Exercise inputs =>
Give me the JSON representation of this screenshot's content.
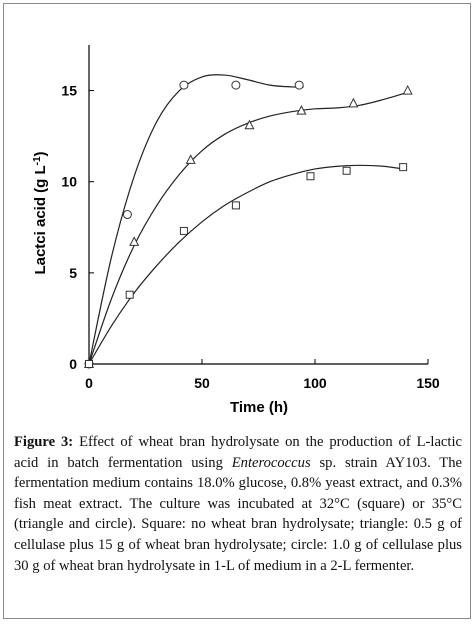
{
  "chart_data": {
    "type": "scatter",
    "xlabel": "Time (h)",
    "ylabel_main": "Lactci acid (g L",
    "ylabel_sup": "-1",
    "ylabel_close": ")",
    "xlim": [
      0,
      150
    ],
    "ylim": [
      0,
      17.5
    ],
    "xticks": [
      0,
      50,
      100,
      150
    ],
    "yticks": [
      0,
      5,
      10,
      15
    ],
    "grid": false,
    "legend": "none",
    "series": [
      {
        "marker": "circle",
        "points": [
          [
            0,
            0
          ],
          [
            17,
            8.2
          ],
          [
            42,
            15.3
          ],
          [
            65,
            15.3
          ],
          [
            93,
            15.3
          ]
        ],
        "curve": [
          [
            0,
            0
          ],
          [
            10,
            5.9
          ],
          [
            20,
            10.3
          ],
          [
            30,
            13.3
          ],
          [
            40,
            15.0
          ],
          [
            50,
            15.75
          ],
          [
            60,
            15.85
          ],
          [
            70,
            15.6
          ],
          [
            80,
            15.3
          ],
          [
            90,
            15.2
          ],
          [
            95,
            15.2
          ]
        ]
      },
      {
        "marker": "triangle",
        "points": [
          [
            0,
            0
          ],
          [
            20,
            6.7
          ],
          [
            45,
            11.2
          ],
          [
            71,
            13.1
          ],
          [
            94,
            13.9
          ],
          [
            117,
            14.3
          ],
          [
            141,
            15.0
          ]
        ],
        "curve": [
          [
            0,
            0
          ],
          [
            10,
            3.6
          ],
          [
            20,
            6.5
          ],
          [
            30,
            8.7
          ],
          [
            40,
            10.4
          ],
          [
            50,
            11.7
          ],
          [
            60,
            12.6
          ],
          [
            70,
            13.2
          ],
          [
            80,
            13.6
          ],
          [
            90,
            13.85
          ],
          [
            100,
            14.0
          ],
          [
            110,
            14.05
          ],
          [
            120,
            14.2
          ],
          [
            130,
            14.5
          ],
          [
            141,
            14.9
          ]
        ]
      },
      {
        "marker": "square",
        "points": [
          [
            0,
            0
          ],
          [
            18,
            3.8
          ],
          [
            42,
            7.3
          ],
          [
            65,
            8.7
          ],
          [
            98,
            10.3
          ],
          [
            114,
            10.6
          ],
          [
            139,
            10.8
          ]
        ],
        "curve": [
          [
            0,
            0
          ],
          [
            10,
            2.1
          ],
          [
            20,
            3.9
          ],
          [
            30,
            5.4
          ],
          [
            40,
            6.7
          ],
          [
            50,
            7.8
          ],
          [
            60,
            8.7
          ],
          [
            70,
            9.4
          ],
          [
            80,
            10.0
          ],
          [
            90,
            10.4
          ],
          [
            100,
            10.7
          ],
          [
            110,
            10.85
          ],
          [
            120,
            10.9
          ],
          [
            130,
            10.85
          ],
          [
            139,
            10.7
          ]
        ]
      }
    ]
  },
  "caption": {
    "label": "Figure 3:",
    "text_before": " Effect of wheat bran hydrolysate on the production of L-lactic acid in batch fermentation using ",
    "organism": "Enterococcus",
    "text_after": " sp. strain AY103. The fermentation medium contains 18.0% glucose, 0.8% yeast extract, and 0.3% fish meat extract. The culture was incubated at 32°C (square) or 35°C (triangle and circle). Square: no wheat bran hydrolysate; triangle: 0.5 g of cellulase plus 15 g of wheat bran hydrolysate; circle: 1.0 g of cellulase plus 30 g of wheat bran hydrolysate in 1-L of medium in a 2-L fermenter."
  }
}
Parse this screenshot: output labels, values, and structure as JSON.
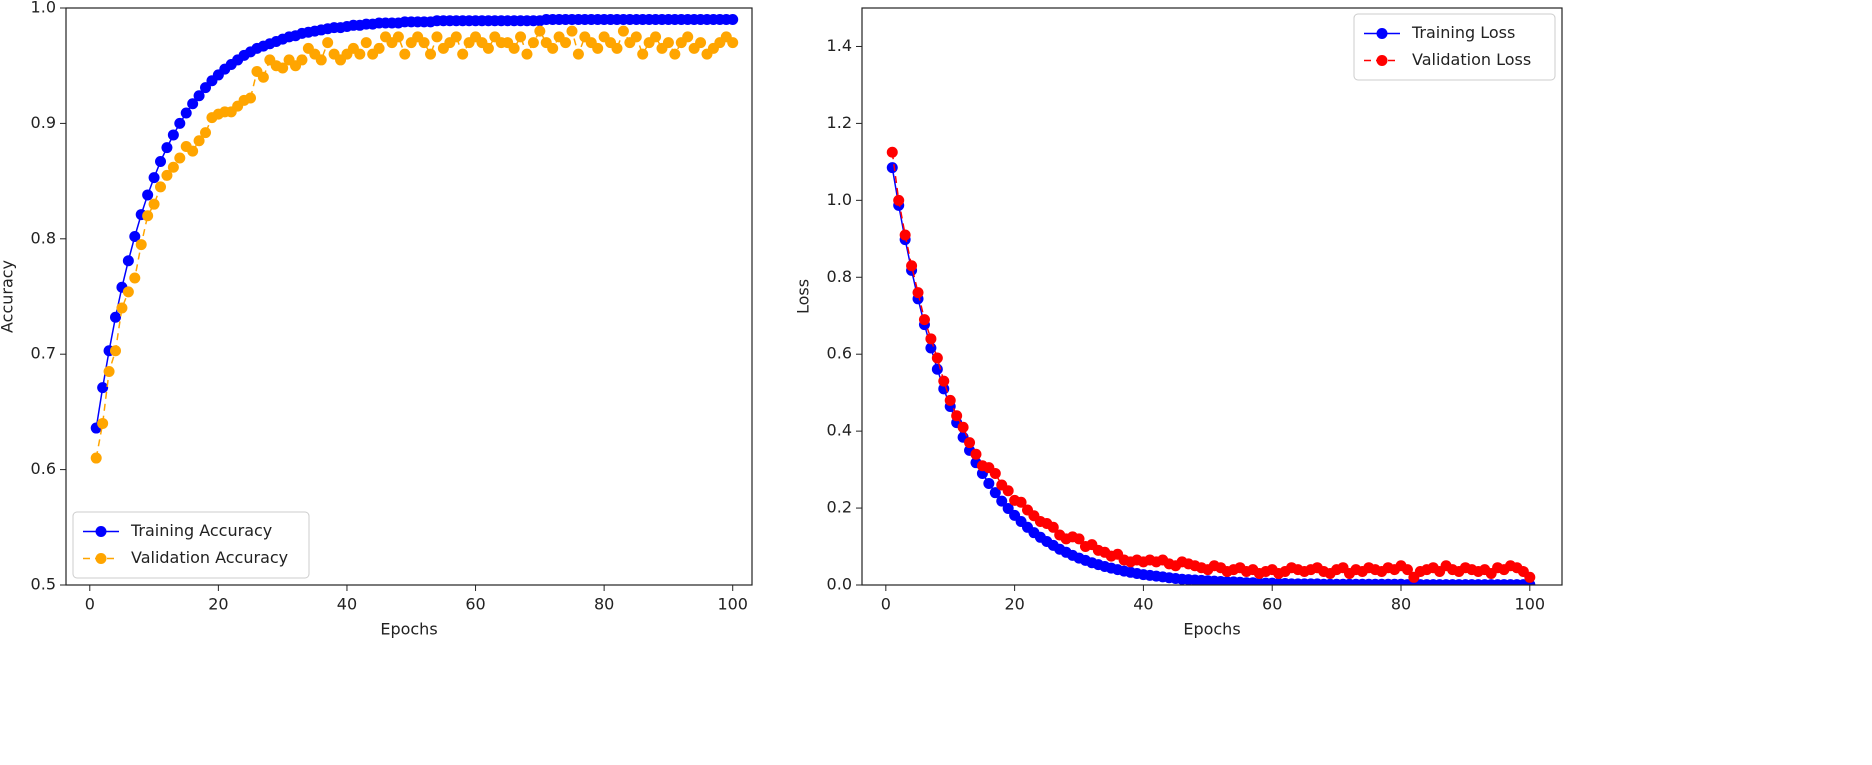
{
  "chart_data": [
    {
      "type": "line",
      "xlabel": "Epochs",
      "ylabel": "Accuracy",
      "x": [
        1,
        2,
        3,
        4,
        5,
        6,
        7,
        8,
        9,
        10,
        11,
        12,
        13,
        14,
        15,
        16,
        17,
        18,
        19,
        20,
        21,
        22,
        23,
        24,
        25,
        26,
        27,
        28,
        29,
        30,
        31,
        32,
        33,
        34,
        35,
        36,
        37,
        38,
        39,
        40,
        41,
        42,
        43,
        44,
        45,
        46,
        47,
        48,
        49,
        50,
        51,
        52,
        53,
        54,
        55,
        56,
        57,
        58,
        59,
        60,
        61,
        62,
        63,
        64,
        65,
        66,
        67,
        68,
        69,
        70,
        71,
        72,
        73,
        74,
        75,
        76,
        77,
        78,
        79,
        80,
        81,
        82,
        83,
        84,
        85,
        86,
        87,
        88,
        89,
        90,
        91,
        92,
        93,
        94,
        95,
        96,
        97,
        98,
        99,
        100
      ],
      "series": [
        {
          "name": "Training Accuracy",
          "color": "#0000ff",
          "linestyle": "solid",
          "marker": "o",
          "values": [
            0.636,
            0.671,
            0.703,
            0.732,
            0.758,
            0.781,
            0.802,
            0.821,
            0.838,
            0.853,
            0.867,
            0.879,
            0.89,
            0.9,
            0.909,
            0.917,
            0.924,
            0.931,
            0.937,
            0.942,
            0.947,
            0.951,
            0.955,
            0.959,
            0.962,
            0.965,
            0.967,
            0.969,
            0.971,
            0.973,
            0.975,
            0.976,
            0.978,
            0.979,
            0.98,
            0.981,
            0.982,
            0.983,
            0.983,
            0.984,
            0.985,
            0.985,
            0.986,
            0.986,
            0.987,
            0.987,
            0.987,
            0.987,
            0.988,
            0.988,
            0.988,
            0.988,
            0.988,
            0.989,
            0.989,
            0.989,
            0.989,
            0.989,
            0.989,
            0.989,
            0.989,
            0.989,
            0.989,
            0.989,
            0.989,
            0.989,
            0.989,
            0.989,
            0.989,
            0.989,
            0.99,
            0.99,
            0.99,
            0.99,
            0.99,
            0.99,
            0.99,
            0.99,
            0.99,
            0.99,
            0.99,
            0.99,
            0.99,
            0.99,
            0.99,
            0.99,
            0.99,
            0.99,
            0.99,
            0.99,
            0.99,
            0.99,
            0.99,
            0.99,
            0.99,
            0.99,
            0.99,
            0.99,
            0.99,
            0.99
          ]
        },
        {
          "name": "Validation Accuracy",
          "color": "#ffa500",
          "linestyle": "dashed",
          "marker": "o",
          "values": [
            0.61,
            0.64,
            0.685,
            0.703,
            0.74,
            0.754,
            0.766,
            0.795,
            0.82,
            0.83,
            0.845,
            0.855,
            0.862,
            0.87,
            0.88,
            0.876,
            0.885,
            0.892,
            0.905,
            0.908,
            0.91,
            0.91,
            0.915,
            0.92,
            0.922,
            0.945,
            0.94,
            0.955,
            0.95,
            0.948,
            0.955,
            0.95,
            0.955,
            0.965,
            0.96,
            0.955,
            0.97,
            0.96,
            0.955,
            0.96,
            0.965,
            0.96,
            0.97,
            0.96,
            0.965,
            0.975,
            0.97,
            0.975,
            0.96,
            0.97,
            0.975,
            0.97,
            0.96,
            0.975,
            0.965,
            0.97,
            0.975,
            0.96,
            0.97,
            0.975,
            0.97,
            0.965,
            0.975,
            0.97,
            0.97,
            0.965,
            0.975,
            0.96,
            0.97,
            0.98,
            0.97,
            0.965,
            0.975,
            0.97,
            0.98,
            0.96,
            0.975,
            0.97,
            0.965,
            0.975,
            0.97,
            0.965,
            0.98,
            0.97,
            0.975,
            0.96,
            0.97,
            0.975,
            0.965,
            0.97,
            0.96,
            0.97,
            0.975,
            0.965,
            0.97,
            0.96,
            0.965,
            0.97,
            0.975,
            0.97
          ]
        }
      ],
      "xlim": [
        -3.7,
        103
      ],
      "xticks": [
        0,
        20,
        40,
        60,
        80,
        100
      ],
      "ylim": [
        0.5,
        1.0
      ],
      "yticks": [
        0.5,
        0.6,
        0.7,
        0.8,
        0.9,
        {
          "value": 1,
          "label": "1.0"
        }
      ],
      "grid": false,
      "legend": "lower left"
    },
    {
      "type": "line",
      "xlabel": "Epochs",
      "ylabel": "Loss",
      "x": [
        1,
        2,
        3,
        4,
        5,
        6,
        7,
        8,
        9,
        10,
        11,
        12,
        13,
        14,
        15,
        16,
        17,
        18,
        19,
        20,
        21,
        22,
        23,
        24,
        25,
        26,
        27,
        28,
        29,
        30,
        31,
        32,
        33,
        34,
        35,
        36,
        37,
        38,
        39,
        40,
        41,
        42,
        43,
        44,
        45,
        46,
        47,
        48,
        49,
        50,
        51,
        52,
        53,
        54,
        55,
        56,
        57,
        58,
        59,
        60,
        61,
        62,
        63,
        64,
        65,
        66,
        67,
        68,
        69,
        70,
        71,
        72,
        73,
        74,
        75,
        76,
        77,
        78,
        79,
        80,
        81,
        82,
        83,
        84,
        85,
        86,
        87,
        88,
        89,
        90,
        91,
        92,
        93,
        94,
        95,
        96,
        97,
        98,
        99,
        100
      ],
      "series": [
        {
          "name": "Training Loss",
          "color": "#0000ff",
          "linestyle": "solid",
          "marker": "o",
          "values": [
            1.085,
            0.987,
            0.898,
            0.818,
            0.744,
            0.677,
            0.616,
            0.561,
            0.51,
            0.464,
            0.422,
            0.384,
            0.35,
            0.318,
            0.29,
            0.264,
            0.24,
            0.218,
            0.199,
            0.181,
            0.165,
            0.15,
            0.136,
            0.124,
            0.113,
            0.103,
            0.093,
            0.085,
            0.077,
            0.07,
            0.064,
            0.058,
            0.053,
            0.048,
            0.044,
            0.04,
            0.036,
            0.033,
            0.03,
            0.027,
            0.025,
            0.023,
            0.021,
            0.019,
            0.017,
            0.015,
            0.014,
            0.013,
            0.012,
            0.011,
            0.01,
            0.009,
            0.008,
            0.008,
            0.007,
            0.006,
            0.006,
            0.005,
            0.005,
            0.005,
            0.004,
            0.004,
            0.003,
            0.003,
            0.003,
            0.003,
            0.003,
            0.002,
            0.002,
            0.002,
            0.002,
            0.002,
            0.002,
            0.002,
            0.002,
            0.002,
            0.002,
            0.002,
            0.002,
            0.002,
            0.001,
            0.001,
            0.001,
            0.001,
            0.001,
            0.001,
            0.001,
            0.001,
            0.001,
            0.001,
            0.001,
            0.001,
            0.001,
            0.001,
            0.001,
            0.001,
            0.001,
            0.001,
            0.001,
            0.001
          ]
        },
        {
          "name": "Validation Loss",
          "color": "#ff0000",
          "linestyle": "dashed",
          "marker": "o",
          "values": [
            1.125,
            1.0,
            0.91,
            0.83,
            0.76,
            0.69,
            0.64,
            0.59,
            0.53,
            0.48,
            0.44,
            0.41,
            0.37,
            0.34,
            0.31,
            0.305,
            0.29,
            0.26,
            0.245,
            0.22,
            0.215,
            0.195,
            0.18,
            0.165,
            0.16,
            0.15,
            0.13,
            0.12,
            0.125,
            0.12,
            0.1,
            0.105,
            0.09,
            0.085,
            0.075,
            0.08,
            0.065,
            0.06,
            0.065,
            0.06,
            0.065,
            0.06,
            0.065,
            0.055,
            0.05,
            0.06,
            0.055,
            0.05,
            0.045,
            0.04,
            0.05,
            0.045,
            0.035,
            0.04,
            0.045,
            0.035,
            0.04,
            0.03,
            0.035,
            0.04,
            0.03,
            0.035,
            0.045,
            0.04,
            0.035,
            0.04,
            0.045,
            0.035,
            0.03,
            0.04,
            0.045,
            0.03,
            0.04,
            0.035,
            0.045,
            0.04,
            0.035,
            0.045,
            0.04,
            0.05,
            0.04,
            0.02,
            0.035,
            0.04,
            0.045,
            0.035,
            0.05,
            0.04,
            0.035,
            0.045,
            0.04,
            0.035,
            0.04,
            0.03,
            0.045,
            0.04,
            0.05,
            0.045,
            0.035,
            0.02
          ]
        }
      ],
      "xlim": [
        -3.7,
        105
      ],
      "xticks": [
        0,
        20,
        40,
        60,
        80,
        100
      ],
      "ylim": [
        0,
        1.5
      ],
      "yticks": [
        {
          "value": 0,
          "label": "0.0"
        },
        0.2,
        0.4,
        0.6,
        0.8,
        {
          "value": 1,
          "label": "1.0"
        },
        1.2,
        1.4
      ],
      "grid": false,
      "legend": "upper right"
    }
  ]
}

What you need to do => Search the records above for "Validation". Copy each line where it is found.

Result =>
          "name": "Validation Accuracy",
          "name": "Validation Loss",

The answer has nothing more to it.